CHALLENGE → For each line of the data below that holds "charge", copy the line.

(Data records)
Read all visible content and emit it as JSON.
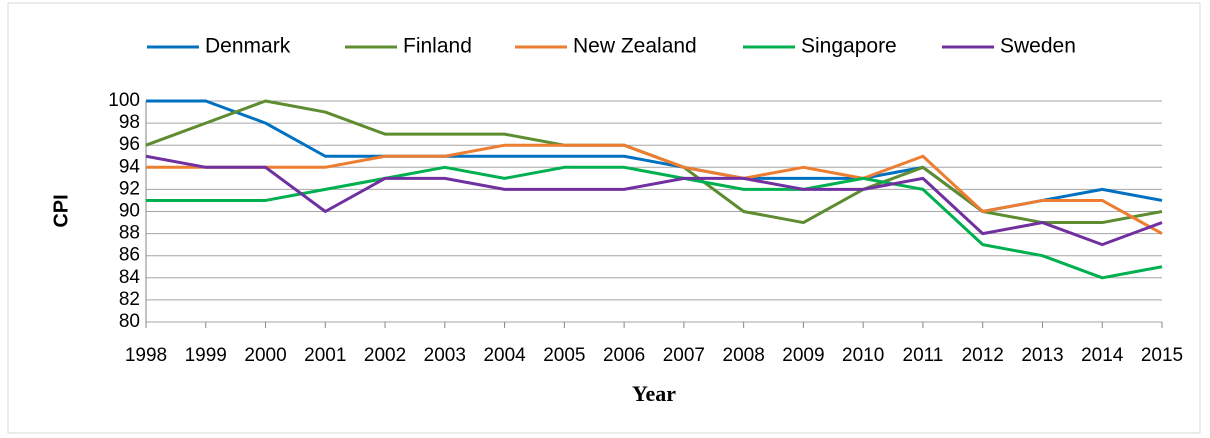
{
  "chart_data": {
    "type": "line",
    "x_label": "Year",
    "y_label": "CPI",
    "x": [
      1998,
      1999,
      2000,
      2001,
      2002,
      2003,
      2004,
      2005,
      2006,
      2007,
      2008,
      2009,
      2010,
      2011,
      2012,
      2013,
      2014,
      2015
    ],
    "xlim": [
      1998,
      2015
    ],
    "ylim": [
      80,
      100
    ],
    "yticks": [
      80,
      82,
      84,
      86,
      88,
      90,
      92,
      94,
      96,
      98,
      100
    ],
    "grid": true,
    "legend": "top",
    "series": [
      {
        "name": "Denmark",
        "color": "#0070c0",
        "values": [
          100,
          100,
          98,
          95,
          95,
          95,
          95,
          95,
          95,
          94,
          93,
          93,
          93,
          94,
          90,
          91,
          92,
          91
        ]
      },
      {
        "name": "Finland",
        "color": "#5e8c31",
        "values": [
          96,
          98,
          100,
          99,
          97,
          97,
          97,
          96,
          96,
          94,
          90,
          89,
          92,
          94,
          90,
          89,
          89,
          90
        ]
      },
      {
        "name": "New Zealand",
        "color": "#ed7d31",
        "values": [
          94,
          94,
          94,
          94,
          95,
          95,
          96,
          96,
          96,
          94,
          93,
          94,
          93,
          95,
          90,
          91,
          91,
          88
        ]
      },
      {
        "name": "Singapore",
        "color": "#00b050",
        "values": [
          91,
          91,
          91,
          92,
          93,
          94,
          93,
          94,
          94,
          93,
          92,
          92,
          93,
          92,
          87,
          86,
          84,
          85
        ]
      },
      {
        "name": "Sweden",
        "color": "#7030a0",
        "values": [
          95,
          94,
          94,
          90,
          93,
          93,
          92,
          92,
          92,
          93,
          93,
          92,
          92,
          93,
          88,
          89,
          87,
          89
        ]
      }
    ]
  }
}
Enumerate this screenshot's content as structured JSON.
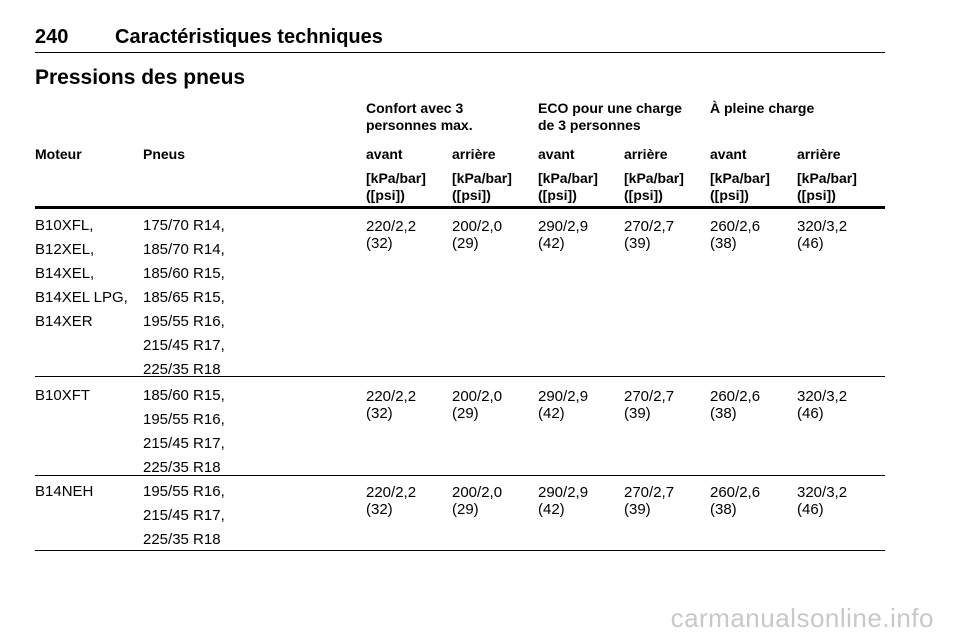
{
  "header": {
    "page_number": "240",
    "chapter": "Caractéristiques techniques"
  },
  "section_title": "Pressions des pneus",
  "table": {
    "groups": [
      {
        "l1": "Confort avec 3",
        "l2": "personnes max."
      },
      {
        "l1": "ECO pour une charge",
        "l2": "de 3 personnes"
      },
      {
        "l1": "À pleine charge",
        "l2": ""
      }
    ],
    "columns": [
      "Moteur",
      "Pneus",
      "avant",
      "arrière",
      "avant",
      "arrière",
      "avant",
      "arrière"
    ],
    "units": [
      {
        "l1": "[kPa/bar]",
        "l2": "([psi])"
      },
      {
        "l1": "[kPa/bar]",
        "l2": "([psi])"
      },
      {
        "l1": "[kPa/bar]",
        "l2": "([psi])"
      },
      {
        "l1": "[kPa/bar]",
        "l2": "([psi])"
      },
      {
        "l1": "[kPa/bar]",
        "l2": "([psi])"
      },
      {
        "l1": "[kPa/bar]",
        "l2": "([psi])"
      }
    ],
    "rows": [
      {
        "engines": [
          "B10XFL,",
          "B12XEL,",
          "B14XEL,",
          "B14XEL LPG,",
          "B14XER"
        ],
        "tyres": [
          "175/70 R14,",
          "185/70 R14,",
          "185/60 R15,",
          "185/65 R15,",
          "195/55 R16,",
          "215/45 R17,",
          "225/35 R18"
        ],
        "pressures": [
          {
            "kpa": "220/2,2",
            "psi": "(32)"
          },
          {
            "kpa": "200/2,0",
            "psi": "(29)"
          },
          {
            "kpa": "290/2,9",
            "psi": "(42)"
          },
          {
            "kpa": "270/2,7",
            "psi": "(39)"
          },
          {
            "kpa": "260/2,6",
            "psi": "(38)"
          },
          {
            "kpa": "320/3,2",
            "psi": "(46)"
          }
        ]
      },
      {
        "engines": [
          "B10XFT"
        ],
        "tyres": [
          "185/60 R15,",
          "195/55 R16,",
          "215/45 R17,",
          "225/35 R18"
        ],
        "pressures": [
          {
            "kpa": "220/2,2",
            "psi": "(32)"
          },
          {
            "kpa": "200/2,0",
            "psi": "(29)"
          },
          {
            "kpa": "290/2,9",
            "psi": "(42)"
          },
          {
            "kpa": "270/2,7",
            "psi": "(39)"
          },
          {
            "kpa": "260/2,6",
            "psi": "(38)"
          },
          {
            "kpa": "320/3,2",
            "psi": "(46)"
          }
        ]
      },
      {
        "engines": [
          "B14NEH"
        ],
        "tyres": [
          "195/55 R16,",
          "215/45 R17,",
          "225/35 R18"
        ],
        "pressures": [
          {
            "kpa": "220/2,2",
            "psi": "(32)"
          },
          {
            "kpa": "200/2,0",
            "psi": "(29)"
          },
          {
            "kpa": "290/2,9",
            "psi": "(42)"
          },
          {
            "kpa": "270/2,7",
            "psi": "(39)"
          },
          {
            "kpa": "260/2,6",
            "psi": "(38)"
          },
          {
            "kpa": "320/3,2",
            "psi": "(46)"
          }
        ]
      }
    ]
  },
  "watermark": "carmanualsonline.info"
}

SOLUTION TO THIS TASK →
        "l1": "ECO pour une charge",
        "l1": "À pleine charge",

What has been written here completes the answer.